== What to do ==
Transcribe the entries that follow, word for word.

== Information supplied ==
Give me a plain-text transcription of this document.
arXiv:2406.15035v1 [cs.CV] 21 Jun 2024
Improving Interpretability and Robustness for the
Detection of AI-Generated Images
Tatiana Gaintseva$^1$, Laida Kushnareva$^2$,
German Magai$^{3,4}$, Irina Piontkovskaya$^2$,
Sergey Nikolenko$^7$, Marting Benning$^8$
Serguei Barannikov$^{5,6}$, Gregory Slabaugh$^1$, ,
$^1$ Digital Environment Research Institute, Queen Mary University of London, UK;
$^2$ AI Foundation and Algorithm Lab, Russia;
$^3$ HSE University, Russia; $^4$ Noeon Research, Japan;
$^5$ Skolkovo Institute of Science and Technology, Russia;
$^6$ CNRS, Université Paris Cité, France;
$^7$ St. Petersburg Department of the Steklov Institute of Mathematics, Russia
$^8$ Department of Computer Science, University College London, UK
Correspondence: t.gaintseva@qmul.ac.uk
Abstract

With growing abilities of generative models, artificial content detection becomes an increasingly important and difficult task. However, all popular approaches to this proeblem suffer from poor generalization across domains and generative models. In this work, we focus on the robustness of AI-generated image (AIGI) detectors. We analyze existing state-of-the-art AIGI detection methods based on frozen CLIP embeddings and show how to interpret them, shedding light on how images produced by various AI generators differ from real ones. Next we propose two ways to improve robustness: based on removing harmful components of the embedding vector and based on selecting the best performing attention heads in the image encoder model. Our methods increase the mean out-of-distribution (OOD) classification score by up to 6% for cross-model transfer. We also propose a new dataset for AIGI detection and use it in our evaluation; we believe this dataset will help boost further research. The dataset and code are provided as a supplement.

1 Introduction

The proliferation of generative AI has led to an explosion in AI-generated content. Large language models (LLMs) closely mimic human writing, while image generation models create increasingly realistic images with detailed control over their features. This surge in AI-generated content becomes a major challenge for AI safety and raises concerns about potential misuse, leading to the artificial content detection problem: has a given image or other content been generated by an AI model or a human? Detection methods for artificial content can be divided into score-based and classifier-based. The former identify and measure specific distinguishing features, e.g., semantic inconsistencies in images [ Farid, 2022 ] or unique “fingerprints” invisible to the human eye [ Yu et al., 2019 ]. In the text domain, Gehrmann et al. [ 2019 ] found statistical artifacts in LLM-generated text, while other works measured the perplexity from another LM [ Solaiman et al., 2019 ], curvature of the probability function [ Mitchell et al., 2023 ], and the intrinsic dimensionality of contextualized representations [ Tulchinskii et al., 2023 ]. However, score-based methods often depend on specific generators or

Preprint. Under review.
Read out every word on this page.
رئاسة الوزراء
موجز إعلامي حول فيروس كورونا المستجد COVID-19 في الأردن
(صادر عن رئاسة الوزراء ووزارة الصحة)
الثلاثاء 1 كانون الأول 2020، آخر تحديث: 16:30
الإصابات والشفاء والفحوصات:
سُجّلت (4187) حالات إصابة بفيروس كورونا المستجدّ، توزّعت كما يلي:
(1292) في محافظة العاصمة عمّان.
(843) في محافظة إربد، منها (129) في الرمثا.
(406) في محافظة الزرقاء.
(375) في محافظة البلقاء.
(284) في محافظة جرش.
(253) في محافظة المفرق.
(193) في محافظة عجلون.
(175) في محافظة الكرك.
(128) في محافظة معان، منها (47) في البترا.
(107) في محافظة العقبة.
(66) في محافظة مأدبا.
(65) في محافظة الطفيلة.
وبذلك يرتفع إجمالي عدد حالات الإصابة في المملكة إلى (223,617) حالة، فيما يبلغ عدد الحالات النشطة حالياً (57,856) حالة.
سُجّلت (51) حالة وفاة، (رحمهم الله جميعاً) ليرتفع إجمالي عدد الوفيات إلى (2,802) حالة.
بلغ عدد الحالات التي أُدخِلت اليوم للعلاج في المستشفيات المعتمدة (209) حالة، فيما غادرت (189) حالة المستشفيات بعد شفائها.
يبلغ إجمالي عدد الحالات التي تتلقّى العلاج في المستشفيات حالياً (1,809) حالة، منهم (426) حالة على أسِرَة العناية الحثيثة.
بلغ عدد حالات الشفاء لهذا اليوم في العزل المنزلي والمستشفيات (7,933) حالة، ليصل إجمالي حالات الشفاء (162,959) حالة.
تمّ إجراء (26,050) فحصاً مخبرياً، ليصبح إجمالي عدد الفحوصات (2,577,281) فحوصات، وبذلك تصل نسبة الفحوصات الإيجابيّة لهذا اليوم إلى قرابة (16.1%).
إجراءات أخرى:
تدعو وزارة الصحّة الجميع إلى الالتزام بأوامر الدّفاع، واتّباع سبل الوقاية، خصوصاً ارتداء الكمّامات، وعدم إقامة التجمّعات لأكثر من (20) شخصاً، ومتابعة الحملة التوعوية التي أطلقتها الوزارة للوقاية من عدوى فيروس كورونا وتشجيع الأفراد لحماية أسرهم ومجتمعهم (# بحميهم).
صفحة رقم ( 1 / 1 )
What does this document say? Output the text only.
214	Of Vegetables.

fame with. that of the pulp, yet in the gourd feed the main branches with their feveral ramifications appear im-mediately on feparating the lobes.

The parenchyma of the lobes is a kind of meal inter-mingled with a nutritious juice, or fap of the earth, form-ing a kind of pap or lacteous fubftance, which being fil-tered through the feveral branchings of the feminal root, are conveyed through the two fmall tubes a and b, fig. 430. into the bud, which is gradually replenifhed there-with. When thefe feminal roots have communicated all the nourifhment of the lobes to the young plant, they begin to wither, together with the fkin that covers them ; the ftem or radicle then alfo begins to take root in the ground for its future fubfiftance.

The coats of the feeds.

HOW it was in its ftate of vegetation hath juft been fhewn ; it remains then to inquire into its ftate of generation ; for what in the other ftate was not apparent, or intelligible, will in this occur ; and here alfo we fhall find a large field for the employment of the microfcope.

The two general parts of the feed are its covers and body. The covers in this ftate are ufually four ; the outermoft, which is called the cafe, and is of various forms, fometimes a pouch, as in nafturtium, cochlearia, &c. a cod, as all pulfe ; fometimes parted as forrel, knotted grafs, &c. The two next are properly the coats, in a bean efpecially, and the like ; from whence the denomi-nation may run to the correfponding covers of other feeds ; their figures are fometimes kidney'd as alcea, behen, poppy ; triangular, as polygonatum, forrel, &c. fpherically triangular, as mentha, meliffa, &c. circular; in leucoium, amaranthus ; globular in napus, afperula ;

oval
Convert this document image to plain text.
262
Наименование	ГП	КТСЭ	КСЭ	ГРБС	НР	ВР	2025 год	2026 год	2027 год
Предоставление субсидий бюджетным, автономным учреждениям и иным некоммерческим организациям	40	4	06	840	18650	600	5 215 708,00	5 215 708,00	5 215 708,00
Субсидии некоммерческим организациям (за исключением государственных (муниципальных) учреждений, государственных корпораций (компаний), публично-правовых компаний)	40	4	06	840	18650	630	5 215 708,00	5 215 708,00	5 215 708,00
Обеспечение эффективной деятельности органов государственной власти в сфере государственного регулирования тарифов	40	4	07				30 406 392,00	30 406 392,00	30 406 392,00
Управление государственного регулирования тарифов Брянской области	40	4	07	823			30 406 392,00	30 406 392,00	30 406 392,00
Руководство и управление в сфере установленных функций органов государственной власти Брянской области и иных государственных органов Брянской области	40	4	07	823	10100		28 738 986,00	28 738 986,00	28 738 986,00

== Problem solution ==
Give me a plain-text transcription of this document.
arXiv:2406.15035v1 [cs.CV] 21 Jun 2024
Improving Interpretability and Robustness for the
Detection of AI-Generated Images
Tatiana Gaintseva$^1$, Laida Kushnareva$^2$,
German Magai$^{3,4}$, Irina Piontkovskaya$^2$,
Sergey Nikolenko$^7$, Marting Benning$^8$
Serguei Barannikov$^{5,6}$, Gregory Slabaugh$^1$, ,
$^1$ Digital Environment Research Institute, Queen Mary University of London, UK;
$^2$ AI Foundation and Algorithm Lab, Russia;
$^3$ HSE University, Russia; $^4$ Noeon Research, Japan;
$^5$ Skolkovo Institute of Science and Technology, Russia;
$^6$ CNRS, Université Paris Cité, France;
$^7$ St. Petersburg Department of the Steklov Institute of Mathematics, Russia
$^8$ Department of Computer Science, University College London, UK
Correspondence: t.gaintseva@qmul.ac.uk
Abstract

With growing abilities of generative models, artificial content detection becomes an increasingly important and difficult task. However, all popular approaches to this proeblem suffer from poor generalization across domains and generative models. In this work, we focus on the robustness of AI-generated image (AIGI) detectors. We analyze existing state-of-the-art AIGI detection methods based on frozen CLIP embeddings and show how to interpret them, shedding light on how images produced by various AI generators differ from real ones. Next we propose two ways to improve robustness: based on removing harmful components of the embedding vector and based on selecting the best performing attention heads in the image encoder model. Our methods increase the mean out-of-distribution (OOD) classification score by up to 6% for cross-model transfer. We also propose a new dataset for AIGI detection and use it in our evaluation; we believe this dataset will help boost further research. The dataset and code are provided as a supplement.

1 Introduction

The proliferation of generative AI has led to an explosion in AI-generated content. Large language models (LLMs) closely mimic human writing, while image generation models create increasingly realistic images with detailed control over their features. This surge in AI-generated content becomes a major challenge for AI safety and raises concerns about potential misuse, leading to the artificial content detection problem: has a given image or other content been generated by an AI model or a human? Detection methods for artificial content can be divided into score-based and classifier-based. The former identify and measure specific distinguishing features, e.g., semantic inconsistencies in images [ Farid, 2022 ] or unique “fingerprints” invisible to the human eye [ Yu et al., 2019 ]. In the text domain, Gehrmann et al. [ 2019 ] found statistical artifacts in LLM-generated text, while other works measured the perplexity from another LM [ Solaiman et al., 2019 ], curvature of the probability function [ Mitchell et al., 2023 ], and the intrinsic dimensionality of contextualized representations [ Tulchinskii et al., 2023 ]. However, score-based methods often depend on specific generators or

Preprint. Under review.
Read out every word on this page.
رئاسة الوزراء
موجز إعلامي حول فيروس كورونا المستجد COVID-19 في الأردن
(صادر عن رئاسة الوزراء ووزارة الصحة)
الثلاثاء 1 كانون الأول 2020، آخر تحديث: 16:30
الإصابات والشفاء والفحوصات:
سُجّلت (4187) حالات إصابة بفيروس كورونا المستجدّ، توزّعت كما يلي:
(1292) في محافظة العاصمة عمّان.
(843) في محافظة إربد، منها (129) في الرمثا.
(406) في محافظة الزرقاء.
(375) في محافظة البلقاء.
(284) في محافظة جرش.
(253) في محافظة المفرق.
(193) في محافظة عجلون.
(175) في محافظة الكرك.
(128) في محافظة معان، منها (47) في البترا.
(107) في محافظة العقبة.
(66) في محافظة مأدبا.
(65) في محافظة الطفيلة.
وبذلك يرتفع إجمالي عدد حالات الإصابة في المملكة إلى (223,617) حالة، فيما يبلغ عدد الحالات النشطة حالياً (57,856) حالة.
سُجّلت (51) حالة وفاة، (رحمهم الله جميعاً) ليرتفع إجمالي عدد الوفيات إلى (2,802) حالة.
بلغ عدد الحالات التي أُدخِلت اليوم للعلاج في المستشفيات المعتمدة (209) حالة، فيما غادرت (189) حالة المستشفيات بعد شفائها.
يبلغ إجمالي عدد الحالات التي تتلقّى العلاج في المستشفيات حالياً (1,809) حالة، منهم (426) حالة على أسِرَة العناية الحثيثة.
بلغ عدد حالات الشفاء لهذا اليوم في العزل المنزلي والمستشفيات (7,933) حالة، ليصل إجمالي حالات الشفاء (162,959) حالة.
تمّ إجراء (26,050) فحصاً مخبرياً، ليصبح إجمالي عدد الفحوصات (2,577,281) فحوصات، وبذلك تصل نسبة الفحوصات الإيجابيّة لهذا اليوم إلى قرابة (16.1%).
إجراءات أخرى:
تدعو وزارة الصحّة الجميع إلى الالتزام بأوامر الدّفاع، واتّباع سبل الوقاية، خصوصاً ارتداء الكمّامات، وعدم إقامة التجمّعات لأكثر من (20) شخصاً، ومتابعة الحملة التوعوية التي أطلقتها الوزارة للوقاية من عدوى فيروس كورونا وتشجيع الأفراد لحماية أسرهم ومجتمعهم (# بحميهم).
صفحة رقم ( 1 / 1 )
What does this document say? Output the text only.
214	Of Vegetables.

fame with. that of the pulp, yet in the gourd feed the main branches with their feveral ramifications appear im-mediately on feparating the lobes.

The parenchyma of the lobes is a kind of meal inter-mingled with a nutritious juice, or fap of the earth, form-ing a kind of pap or lacteous fubftance, which being fil-tered through the feveral branchings of the feminal root, are conveyed through the two fmall tubes a and b, fig. 430. into the bud, which is gradually replenifhed there-with. When thefe feminal roots have communicated all the nourifhment of the lobes to the young plant, they begin to wither, together with the fkin that covers them ; the ftem or radicle then alfo begins to take root in the ground for its future fubfiftance.

The coats of the feeds.

HOW it was in its ftate of vegetation hath juft been fhewn ; it remains then to inquire into its ftate of generation ; for what in the other ftate was not apparent, or intelligible, will in this occur ; and here alfo we fhall find a large field for the employment of the microfcope.

The two general parts of the feed are its covers and body. The covers in this ftate are ufually four ; the outermoft, which is called the cafe, and is of various forms, fometimes a pouch, as in nafturtium, cochlearia, &c. a cod, as all pulfe ; fometimes parted as forrel, knotted grafs, &c. The two next are properly the coats, in a bean efpecially, and the like ; from whence the denomi-nation may run to the correfponding covers of other feeds ; their figures are fometimes kidney'd as alcea, behen, poppy ; triangular, as polygonatum, forrel, &c. fpherically triangular, as mentha, meliffa, &c. circular; in leucoium, amaranthus ; globular in napus, afperula ;

oval
Convert this document image to plain text.
262
Наименование	ГП	КТСЭ	КСЭ	ГРБС	НР	ВР	2025 год	2026 год	2027 год
Предоставление субсидий бюджетным, автономным учреждениям и иным некоммерческим организациям	40	4	06	840	18650	600	5 215 708,00	5 215 708,00	5 215 708,00
Субсидии некоммерческим организациям (за исключением государственных (муниципальных) учреждений, государственных корпораций (компаний), публично-правовых компаний)	40	4	06	840	18650	630	5 215 708,00	5 215 708,00	5 215 708,00
Обеспечение эффективной деятельности органов государственной власти в сфере государственного регулирования тарифов	40	4	07				30 406 392,00	30 406 392,00	30 406 392,00
Управление государственного регулирования тарифов Брянской области	40	4	07	823			30 406 392,00	30 406 392,00	30 406 392,00
Руководство и управление в сфере установленных функций органов государственной власти Брянской области и иных государственных органов Брянской области	40	4	07	823	10100		28 738 986,00	28 738 986,00	28 738 986,00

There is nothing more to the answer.